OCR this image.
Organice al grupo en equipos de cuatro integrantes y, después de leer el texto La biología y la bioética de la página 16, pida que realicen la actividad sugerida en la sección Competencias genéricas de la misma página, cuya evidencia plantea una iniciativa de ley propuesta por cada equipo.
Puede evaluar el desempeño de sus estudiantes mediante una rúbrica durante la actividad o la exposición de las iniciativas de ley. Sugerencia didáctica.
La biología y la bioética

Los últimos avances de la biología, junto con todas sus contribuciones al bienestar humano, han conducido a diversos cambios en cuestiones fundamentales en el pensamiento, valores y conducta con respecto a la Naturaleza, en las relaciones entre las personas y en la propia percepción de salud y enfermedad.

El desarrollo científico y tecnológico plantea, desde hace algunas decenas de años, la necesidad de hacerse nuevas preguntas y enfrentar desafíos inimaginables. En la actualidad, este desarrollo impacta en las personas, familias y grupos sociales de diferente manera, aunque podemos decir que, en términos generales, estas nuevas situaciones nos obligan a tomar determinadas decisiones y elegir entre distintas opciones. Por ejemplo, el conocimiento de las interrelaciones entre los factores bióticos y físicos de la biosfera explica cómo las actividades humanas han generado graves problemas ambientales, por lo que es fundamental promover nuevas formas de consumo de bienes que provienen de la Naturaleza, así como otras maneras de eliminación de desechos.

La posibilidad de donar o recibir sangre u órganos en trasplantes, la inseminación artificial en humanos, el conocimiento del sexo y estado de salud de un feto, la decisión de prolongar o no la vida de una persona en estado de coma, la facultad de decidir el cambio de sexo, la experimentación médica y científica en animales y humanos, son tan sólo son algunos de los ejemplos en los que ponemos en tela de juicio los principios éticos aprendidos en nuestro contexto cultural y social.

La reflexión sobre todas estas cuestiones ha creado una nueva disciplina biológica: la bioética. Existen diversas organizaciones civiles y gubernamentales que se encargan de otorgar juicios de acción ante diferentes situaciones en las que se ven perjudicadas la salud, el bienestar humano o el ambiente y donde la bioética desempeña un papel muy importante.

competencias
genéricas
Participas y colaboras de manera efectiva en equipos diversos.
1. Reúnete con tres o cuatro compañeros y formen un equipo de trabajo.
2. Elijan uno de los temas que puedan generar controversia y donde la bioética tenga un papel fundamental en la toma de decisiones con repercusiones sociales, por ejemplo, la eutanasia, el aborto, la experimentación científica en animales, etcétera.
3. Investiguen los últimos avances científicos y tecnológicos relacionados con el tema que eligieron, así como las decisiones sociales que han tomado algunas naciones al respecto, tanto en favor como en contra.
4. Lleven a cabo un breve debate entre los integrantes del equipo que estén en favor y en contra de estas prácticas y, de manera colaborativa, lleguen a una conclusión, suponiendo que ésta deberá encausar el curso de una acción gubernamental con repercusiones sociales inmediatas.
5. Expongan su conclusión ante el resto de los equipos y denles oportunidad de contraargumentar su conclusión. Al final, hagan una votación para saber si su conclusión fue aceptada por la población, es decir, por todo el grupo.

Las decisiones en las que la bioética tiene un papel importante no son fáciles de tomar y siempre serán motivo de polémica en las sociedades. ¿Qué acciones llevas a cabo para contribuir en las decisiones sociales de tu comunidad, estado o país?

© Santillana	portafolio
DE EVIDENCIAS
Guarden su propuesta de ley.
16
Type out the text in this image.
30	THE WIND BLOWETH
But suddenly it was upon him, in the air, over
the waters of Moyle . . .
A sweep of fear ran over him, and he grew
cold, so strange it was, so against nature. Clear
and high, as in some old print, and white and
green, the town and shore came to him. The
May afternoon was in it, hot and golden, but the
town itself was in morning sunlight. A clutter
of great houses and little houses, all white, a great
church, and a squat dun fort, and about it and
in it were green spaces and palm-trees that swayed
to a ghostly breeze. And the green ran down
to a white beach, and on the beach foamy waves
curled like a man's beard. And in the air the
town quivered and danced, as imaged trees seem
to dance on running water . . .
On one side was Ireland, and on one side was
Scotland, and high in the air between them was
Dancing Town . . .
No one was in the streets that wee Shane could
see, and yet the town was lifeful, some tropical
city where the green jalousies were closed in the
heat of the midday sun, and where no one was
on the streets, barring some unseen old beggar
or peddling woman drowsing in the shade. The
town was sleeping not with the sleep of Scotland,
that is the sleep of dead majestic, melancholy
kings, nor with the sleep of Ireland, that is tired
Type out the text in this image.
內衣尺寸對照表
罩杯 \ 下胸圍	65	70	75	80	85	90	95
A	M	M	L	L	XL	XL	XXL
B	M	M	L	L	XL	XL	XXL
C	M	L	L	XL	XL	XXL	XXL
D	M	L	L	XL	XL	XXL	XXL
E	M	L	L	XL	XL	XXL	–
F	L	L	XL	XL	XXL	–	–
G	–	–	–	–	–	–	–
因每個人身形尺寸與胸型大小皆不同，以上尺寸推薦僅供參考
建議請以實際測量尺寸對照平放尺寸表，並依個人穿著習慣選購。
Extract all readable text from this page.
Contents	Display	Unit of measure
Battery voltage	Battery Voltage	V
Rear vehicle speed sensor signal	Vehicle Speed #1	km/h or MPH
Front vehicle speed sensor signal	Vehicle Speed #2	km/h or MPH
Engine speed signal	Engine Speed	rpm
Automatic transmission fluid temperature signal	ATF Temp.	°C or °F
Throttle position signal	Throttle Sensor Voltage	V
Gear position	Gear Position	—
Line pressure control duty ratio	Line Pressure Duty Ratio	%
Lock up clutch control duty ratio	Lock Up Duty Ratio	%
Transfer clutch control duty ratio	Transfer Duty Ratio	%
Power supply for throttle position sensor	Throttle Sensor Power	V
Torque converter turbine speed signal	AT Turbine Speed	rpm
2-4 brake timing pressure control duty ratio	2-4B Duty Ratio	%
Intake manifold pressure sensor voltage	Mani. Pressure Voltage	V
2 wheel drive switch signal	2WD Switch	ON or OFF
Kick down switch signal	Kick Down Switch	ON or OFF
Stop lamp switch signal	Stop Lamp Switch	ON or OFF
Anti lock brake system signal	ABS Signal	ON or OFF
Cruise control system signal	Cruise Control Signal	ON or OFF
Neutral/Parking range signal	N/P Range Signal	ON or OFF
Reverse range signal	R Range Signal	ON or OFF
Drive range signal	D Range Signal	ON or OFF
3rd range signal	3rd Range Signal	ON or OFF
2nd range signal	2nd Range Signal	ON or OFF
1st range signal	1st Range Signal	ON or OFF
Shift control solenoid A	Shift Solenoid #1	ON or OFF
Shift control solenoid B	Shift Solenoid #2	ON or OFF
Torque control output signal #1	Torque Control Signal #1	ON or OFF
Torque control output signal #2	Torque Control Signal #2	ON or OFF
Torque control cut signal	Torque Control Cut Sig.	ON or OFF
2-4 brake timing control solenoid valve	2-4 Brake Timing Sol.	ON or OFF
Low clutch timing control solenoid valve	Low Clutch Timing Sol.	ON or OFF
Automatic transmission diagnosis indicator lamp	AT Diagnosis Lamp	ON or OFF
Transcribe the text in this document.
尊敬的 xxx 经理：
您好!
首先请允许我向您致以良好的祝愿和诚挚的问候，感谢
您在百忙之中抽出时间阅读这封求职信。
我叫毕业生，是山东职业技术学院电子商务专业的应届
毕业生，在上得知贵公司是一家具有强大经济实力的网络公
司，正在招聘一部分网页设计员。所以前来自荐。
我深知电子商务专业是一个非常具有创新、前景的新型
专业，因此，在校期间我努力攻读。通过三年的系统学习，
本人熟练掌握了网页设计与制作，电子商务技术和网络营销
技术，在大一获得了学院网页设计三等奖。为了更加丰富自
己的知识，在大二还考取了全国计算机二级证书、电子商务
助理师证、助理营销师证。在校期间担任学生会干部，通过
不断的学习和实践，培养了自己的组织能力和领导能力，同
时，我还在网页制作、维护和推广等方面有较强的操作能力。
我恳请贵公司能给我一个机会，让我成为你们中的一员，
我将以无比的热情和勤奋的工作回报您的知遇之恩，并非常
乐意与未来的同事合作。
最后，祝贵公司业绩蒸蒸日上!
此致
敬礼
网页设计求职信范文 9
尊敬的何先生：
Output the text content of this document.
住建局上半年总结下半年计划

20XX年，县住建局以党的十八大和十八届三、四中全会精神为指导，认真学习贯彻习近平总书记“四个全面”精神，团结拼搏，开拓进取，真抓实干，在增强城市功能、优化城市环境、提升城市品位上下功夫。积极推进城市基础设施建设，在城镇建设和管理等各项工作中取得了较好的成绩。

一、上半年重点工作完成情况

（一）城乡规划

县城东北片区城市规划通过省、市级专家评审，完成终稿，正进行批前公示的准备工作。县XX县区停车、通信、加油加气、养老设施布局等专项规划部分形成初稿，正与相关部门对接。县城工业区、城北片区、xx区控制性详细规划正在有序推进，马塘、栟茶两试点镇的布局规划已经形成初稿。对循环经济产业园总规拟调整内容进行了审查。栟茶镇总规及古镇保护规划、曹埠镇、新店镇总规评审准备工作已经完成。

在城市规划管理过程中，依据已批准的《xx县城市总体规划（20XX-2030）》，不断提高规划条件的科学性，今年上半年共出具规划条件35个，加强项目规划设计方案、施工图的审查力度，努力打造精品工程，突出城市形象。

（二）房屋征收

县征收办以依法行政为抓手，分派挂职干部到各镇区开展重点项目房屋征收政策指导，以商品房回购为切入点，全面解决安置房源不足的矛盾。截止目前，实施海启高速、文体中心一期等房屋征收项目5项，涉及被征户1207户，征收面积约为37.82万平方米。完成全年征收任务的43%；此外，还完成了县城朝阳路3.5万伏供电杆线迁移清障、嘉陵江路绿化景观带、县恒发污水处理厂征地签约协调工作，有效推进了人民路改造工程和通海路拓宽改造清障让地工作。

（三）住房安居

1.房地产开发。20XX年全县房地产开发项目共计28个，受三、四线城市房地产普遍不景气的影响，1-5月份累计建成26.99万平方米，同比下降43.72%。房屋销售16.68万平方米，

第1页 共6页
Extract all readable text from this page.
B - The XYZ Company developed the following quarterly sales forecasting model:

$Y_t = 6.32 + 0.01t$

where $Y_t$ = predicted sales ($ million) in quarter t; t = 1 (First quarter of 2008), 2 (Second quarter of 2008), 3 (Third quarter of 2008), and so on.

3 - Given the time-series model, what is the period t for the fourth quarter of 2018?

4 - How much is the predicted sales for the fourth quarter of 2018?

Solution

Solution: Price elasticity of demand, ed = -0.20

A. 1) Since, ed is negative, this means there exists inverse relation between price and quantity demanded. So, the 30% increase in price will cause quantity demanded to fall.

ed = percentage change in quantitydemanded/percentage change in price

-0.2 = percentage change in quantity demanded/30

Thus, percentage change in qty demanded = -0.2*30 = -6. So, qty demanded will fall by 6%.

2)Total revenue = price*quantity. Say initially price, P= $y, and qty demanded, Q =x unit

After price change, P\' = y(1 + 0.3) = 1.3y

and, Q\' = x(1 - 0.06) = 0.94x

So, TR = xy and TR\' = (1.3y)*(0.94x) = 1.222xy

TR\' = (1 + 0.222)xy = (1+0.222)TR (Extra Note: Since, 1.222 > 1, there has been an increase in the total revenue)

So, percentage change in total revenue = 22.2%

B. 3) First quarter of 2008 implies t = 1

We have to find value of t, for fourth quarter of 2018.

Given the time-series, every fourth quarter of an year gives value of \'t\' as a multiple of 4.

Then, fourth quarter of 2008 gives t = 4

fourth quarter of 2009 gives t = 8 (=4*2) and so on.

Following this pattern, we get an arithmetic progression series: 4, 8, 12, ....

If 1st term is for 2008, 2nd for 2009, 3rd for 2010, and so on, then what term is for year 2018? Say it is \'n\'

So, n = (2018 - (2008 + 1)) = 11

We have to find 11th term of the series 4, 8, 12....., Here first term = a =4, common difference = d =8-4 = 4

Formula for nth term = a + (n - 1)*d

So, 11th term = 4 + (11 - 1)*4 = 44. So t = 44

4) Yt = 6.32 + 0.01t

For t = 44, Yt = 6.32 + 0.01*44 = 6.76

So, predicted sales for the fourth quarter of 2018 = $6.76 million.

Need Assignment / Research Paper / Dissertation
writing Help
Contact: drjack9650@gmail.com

» **Problem details**
From the records, copy every line that has the string "ratio" in it.

» **Answer to the task**
Line pressure control duty ratio	Line Pressure Duty Ratio	%
Lock up clutch control duty ratio	Lock Up Duty Ratio	%
Transfer clutch control duty ratio	Transfer Duty Ratio	%
2-4 brake timing pressure control duty ratio	2-4B Duty Ratio	%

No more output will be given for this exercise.